▶ WHAT IS ASKED: Reproduce every line of the records below without changing anything.

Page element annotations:
════════

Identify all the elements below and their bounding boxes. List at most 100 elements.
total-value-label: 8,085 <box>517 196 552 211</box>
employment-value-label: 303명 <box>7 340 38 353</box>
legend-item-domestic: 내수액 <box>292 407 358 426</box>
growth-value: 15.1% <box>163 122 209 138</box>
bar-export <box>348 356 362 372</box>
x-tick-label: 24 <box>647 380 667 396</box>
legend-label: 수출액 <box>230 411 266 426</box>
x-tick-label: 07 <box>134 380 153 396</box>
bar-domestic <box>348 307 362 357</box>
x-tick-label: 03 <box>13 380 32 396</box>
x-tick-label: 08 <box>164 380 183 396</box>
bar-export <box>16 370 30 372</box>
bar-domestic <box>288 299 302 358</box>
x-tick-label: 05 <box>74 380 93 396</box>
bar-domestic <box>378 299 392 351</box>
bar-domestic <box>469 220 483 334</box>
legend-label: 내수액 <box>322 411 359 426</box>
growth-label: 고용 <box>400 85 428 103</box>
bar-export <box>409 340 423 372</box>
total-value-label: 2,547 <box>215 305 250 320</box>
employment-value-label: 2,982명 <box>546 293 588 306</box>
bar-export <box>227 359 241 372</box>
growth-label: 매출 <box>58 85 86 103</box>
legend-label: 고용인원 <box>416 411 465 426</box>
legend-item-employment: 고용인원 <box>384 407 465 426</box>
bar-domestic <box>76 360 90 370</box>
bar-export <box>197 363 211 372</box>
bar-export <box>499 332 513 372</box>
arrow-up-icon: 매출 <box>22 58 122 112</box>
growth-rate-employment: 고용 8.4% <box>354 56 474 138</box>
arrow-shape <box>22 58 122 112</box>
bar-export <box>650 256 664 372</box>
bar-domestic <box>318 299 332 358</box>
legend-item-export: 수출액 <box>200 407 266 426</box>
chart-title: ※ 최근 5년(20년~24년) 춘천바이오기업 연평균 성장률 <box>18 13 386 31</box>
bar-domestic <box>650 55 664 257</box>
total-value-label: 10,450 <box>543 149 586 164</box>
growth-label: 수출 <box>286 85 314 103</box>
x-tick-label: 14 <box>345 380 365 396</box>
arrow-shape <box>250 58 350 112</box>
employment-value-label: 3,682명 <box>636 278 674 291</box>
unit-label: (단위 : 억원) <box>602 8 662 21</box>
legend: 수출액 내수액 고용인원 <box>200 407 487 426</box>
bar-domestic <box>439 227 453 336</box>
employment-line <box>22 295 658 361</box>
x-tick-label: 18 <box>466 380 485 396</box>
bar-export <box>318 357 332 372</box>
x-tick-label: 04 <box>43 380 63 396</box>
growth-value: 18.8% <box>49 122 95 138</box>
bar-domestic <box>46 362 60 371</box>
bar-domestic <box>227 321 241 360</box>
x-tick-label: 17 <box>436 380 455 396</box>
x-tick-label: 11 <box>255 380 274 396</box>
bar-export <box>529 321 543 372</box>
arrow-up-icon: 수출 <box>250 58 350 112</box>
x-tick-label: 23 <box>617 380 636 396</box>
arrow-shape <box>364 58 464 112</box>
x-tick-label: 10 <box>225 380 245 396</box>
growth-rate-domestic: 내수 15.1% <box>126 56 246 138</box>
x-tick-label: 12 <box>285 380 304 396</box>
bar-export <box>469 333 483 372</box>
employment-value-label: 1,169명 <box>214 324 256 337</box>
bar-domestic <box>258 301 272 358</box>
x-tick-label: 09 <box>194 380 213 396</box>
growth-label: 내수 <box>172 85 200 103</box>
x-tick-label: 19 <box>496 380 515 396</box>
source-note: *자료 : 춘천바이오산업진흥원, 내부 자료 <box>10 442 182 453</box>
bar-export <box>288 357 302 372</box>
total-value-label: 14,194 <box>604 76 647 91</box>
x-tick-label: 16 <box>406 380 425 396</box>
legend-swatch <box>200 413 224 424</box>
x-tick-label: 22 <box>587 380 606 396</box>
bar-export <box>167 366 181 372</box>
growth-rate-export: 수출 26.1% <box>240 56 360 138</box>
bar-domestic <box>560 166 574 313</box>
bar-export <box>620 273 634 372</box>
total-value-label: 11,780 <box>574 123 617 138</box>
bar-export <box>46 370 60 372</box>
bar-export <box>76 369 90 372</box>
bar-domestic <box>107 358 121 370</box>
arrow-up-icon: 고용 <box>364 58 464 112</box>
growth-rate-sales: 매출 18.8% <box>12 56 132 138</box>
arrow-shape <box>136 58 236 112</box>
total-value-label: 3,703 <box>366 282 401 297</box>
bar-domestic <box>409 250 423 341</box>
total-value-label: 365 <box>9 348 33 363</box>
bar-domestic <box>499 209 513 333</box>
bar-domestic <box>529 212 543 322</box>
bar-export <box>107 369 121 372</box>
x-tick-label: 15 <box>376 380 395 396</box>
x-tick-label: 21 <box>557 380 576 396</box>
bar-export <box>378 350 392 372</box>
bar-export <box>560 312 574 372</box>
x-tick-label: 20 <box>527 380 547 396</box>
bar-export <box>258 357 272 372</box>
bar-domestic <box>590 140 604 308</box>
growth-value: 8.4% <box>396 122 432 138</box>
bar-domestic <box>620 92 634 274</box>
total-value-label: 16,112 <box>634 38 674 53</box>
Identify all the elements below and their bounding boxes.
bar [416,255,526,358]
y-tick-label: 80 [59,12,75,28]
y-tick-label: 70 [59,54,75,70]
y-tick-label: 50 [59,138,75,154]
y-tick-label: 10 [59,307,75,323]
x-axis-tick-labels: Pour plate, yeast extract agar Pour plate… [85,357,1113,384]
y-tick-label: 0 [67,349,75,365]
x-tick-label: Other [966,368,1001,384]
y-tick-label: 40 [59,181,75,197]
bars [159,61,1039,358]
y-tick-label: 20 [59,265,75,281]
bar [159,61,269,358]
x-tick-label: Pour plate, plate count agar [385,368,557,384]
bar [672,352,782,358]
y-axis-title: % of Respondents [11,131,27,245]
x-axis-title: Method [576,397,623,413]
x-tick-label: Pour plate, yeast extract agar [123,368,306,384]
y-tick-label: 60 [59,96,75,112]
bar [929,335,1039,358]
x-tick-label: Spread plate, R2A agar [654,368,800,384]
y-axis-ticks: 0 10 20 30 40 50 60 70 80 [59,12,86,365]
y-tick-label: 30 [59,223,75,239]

════════

▶ EXERCISE SOLUTION:
Identify all the elements below and their bounding boxes. List at most 100 elements.
total-value-label: 8,085 <box>517 196 552 211</box>
employment-value-label: 303명 <box>7 340 38 353</box>
legend-item-domestic: 내수액 <box>292 407 358 426</box>
growth-value: 15.1% <box>163 122 209 138</box>
bar-export <box>348 356 362 372</box>
x-tick-label: 24 <box>647 380 667 396</box>
legend-label: 수출액 <box>230 411 266 426</box>
x-tick-label: 07 <box>134 380 153 396</box>
bar-domestic <box>348 307 362 357</box>
x-tick-label: 03 <box>13 380 32 396</box>
x-tick-label: 08 <box>164 380 183 396</box>
bar-export <box>16 370 30 372</box>
bar-domestic <box>288 299 302 358</box>
x-tick-label: 05 <box>74 380 93 396</box>
bar-domestic <box>378 299 392 351</box>
bar-domestic <box>469 220 483 334</box>
legend-label: 내수액 <box>322 411 359 426</box>
growth-label: 고용 <box>400 85 428 103</box>
bar-export <box>409 340 423 372</box>
total-value-label: 2,547 <box>215 305 250 320</box>
employment-value-label: 2,982명 <box>546 293 588 306</box>
bar-export <box>227 359 241 372</box>
growth-label: 매출 <box>58 85 86 103</box>
legend-label: 고용인원 <box>416 411 465 426</box>
legend-item-employment: 고용인원 <box>384 407 465 426</box>
bar-domestic <box>76 360 90 370</box>
bar-export <box>197 363 211 372</box>
bar-export <box>499 332 513 372</box>
arrow-up-icon: 매출 <box>22 58 122 112</box>
growth-rate-employment: 고용 8.4% <box>354 56 474 138</box>
arrow-shape <box>22 58 122 112</box>
bar-export <box>650 256 664 372</box>
bar-domestic <box>318 299 332 358</box>
legend-item-export: 수출액 <box>200 407 266 426</box>
chart-title: ※ 최근 5년(20년~24년) 춘천바이오기업 연평균 성장률 <box>18 13 386 31</box>
bar-domestic <box>650 55 664 257</box>
total-value-label: 10,450 <box>543 149 586 164</box>
growth-label: 수출 <box>286 85 314 103</box>
x-tick-label: 14 <box>345 380 365 396</box>
arrow-shape <box>250 58 350 112</box>
employment-value-label: 3,682명 <box>636 278 674 291</box>
unit-label: (단위 : 억원) <box>602 8 662 21</box>
legend: 수출액 내수액 고용인원 <box>200 407 487 426</box>
bar-domestic <box>439 227 453 336</box>
employment-line <box>22 295 658 361</box>
x-tick-label: 18 <box>466 380 485 396</box>
bar-export <box>318 357 332 372</box>
x-tick-label: 04 <box>43 380 63 396</box>
growth-value: 18.8% <box>49 122 95 138</box>
bar-domestic <box>46 362 60 371</box>
bar-domestic <box>227 321 241 360</box>
x-tick-label: 17 <box>436 380 455 396</box>
x-tick-label: 11 <box>255 380 274 396</box>
bar-export <box>529 321 543 372</box>
arrow-up-icon: 수출 <box>250 58 350 112</box>
x-tick-label: 23 <box>617 380 636 396</box>
arrow-shape <box>364 58 464 112</box>
x-tick-label: 10 <box>225 380 245 396</box>
growth-rate-domestic: 내수 15.1% <box>126 56 246 138</box>
x-tick-label: 12 <box>285 380 304 396</box>
bar-export <box>469 333 483 372</box>
employment-value-label: 1,169명 <box>214 324 256 337</box>
bar-domestic <box>258 301 272 358</box>
x-tick-label: 09 <box>194 380 213 396</box>
growth-label: 내수 <box>172 85 200 103</box>
x-tick-label: 19 <box>496 380 515 396</box>
source-note: *자료 : 춘천바이오산업진흥원, 내부 자료 <box>10 442 182 453</box>
bar-export <box>288 357 302 372</box>
total-value-label: 14,194 <box>604 76 647 91</box>
x-tick-label: 16 <box>406 380 425 396</box>
legend-swatch <box>200 413 224 424</box>
x-tick-label: 22 <box>587 380 606 396</box>
bar-export <box>167 366 181 372</box>
growth-rate-export: 수출 26.1% <box>240 56 360 138</box>
bar-domestic <box>560 166 574 313</box>
bar-export <box>620 273 634 372</box>
total-value-label: 11,780 <box>574 123 617 138</box>
bar-export <box>46 370 60 372</box>
bar-export <box>76 369 90 372</box>
bar-domestic <box>107 358 121 370</box>
arrow-up-icon: 고용 <box>364 58 464 112</box>
growth-rate-sales: 매출 18.8% <box>12 56 132 138</box>
arrow-shape <box>136 58 236 112</box>
total-value-label: 3,703 <box>366 282 401 297</box>
bar-domestic <box>409 250 423 341</box>
total-value-label: 365 <box>9 348 33 363</box>
bar-domestic <box>499 209 513 333</box>
bar-domestic <box>529 212 543 322</box>
bar-export <box>107 369 121 372</box>
x-tick-label: 15 <box>376 380 395 396</box>
x-tick-label: 21 <box>557 380 576 396</box>
bar-export <box>378 350 392 372</box>
bar-export <box>560 312 574 372</box>
x-tick-label: 20 <box>527 380 547 396</box>
bar-export <box>258 357 272 372</box>
bar-domestic <box>590 140 604 308</box>
growth-value: 8.4% <box>396 122 432 138</box>
bar-domestic <box>620 92 634 274</box>
total-value-label: 16,112 <box>634 38 674 53</box>
Identify all the elements below and their bounding boxes.
bar [416,255,526,358]
y-tick-label: 80 [59,12,75,28]
y-tick-label: 70 [59,54,75,70]
y-tick-label: 50 [59,138,75,154]
y-tick-label: 10 [59,307,75,323]
x-axis-tick-labels: Pour plate, yeast extract agar Pour plate… [85,357,1113,384]
y-tick-label: 0 [67,349,75,365]
x-tick-label: Other [966,368,1001,384]
y-tick-label: 40 [59,181,75,197]
bars [159,61,1039,358]
y-tick-label: 20 [59,265,75,281]
bar [159,61,269,358]
x-tick-label: Pour plate, plate count agar [385,368,557,384]
bar [672,352,782,358]
y-axis-title: % of Respondents [11,131,27,245]
x-axis-title: Method [576,397,623,413]
x-tick-label: Pour plate, yeast extract agar [123,368,306,384]
y-tick-label: 60 [59,96,75,112]
bar [929,335,1039,358]
x-tick-label: Spread plate, R2A agar [654,368,800,384]
y-axis-ticks: 0 10 20 30 40 50 60 70 80 [59,12,86,365]
y-tick-label: 30 [59,223,75,239]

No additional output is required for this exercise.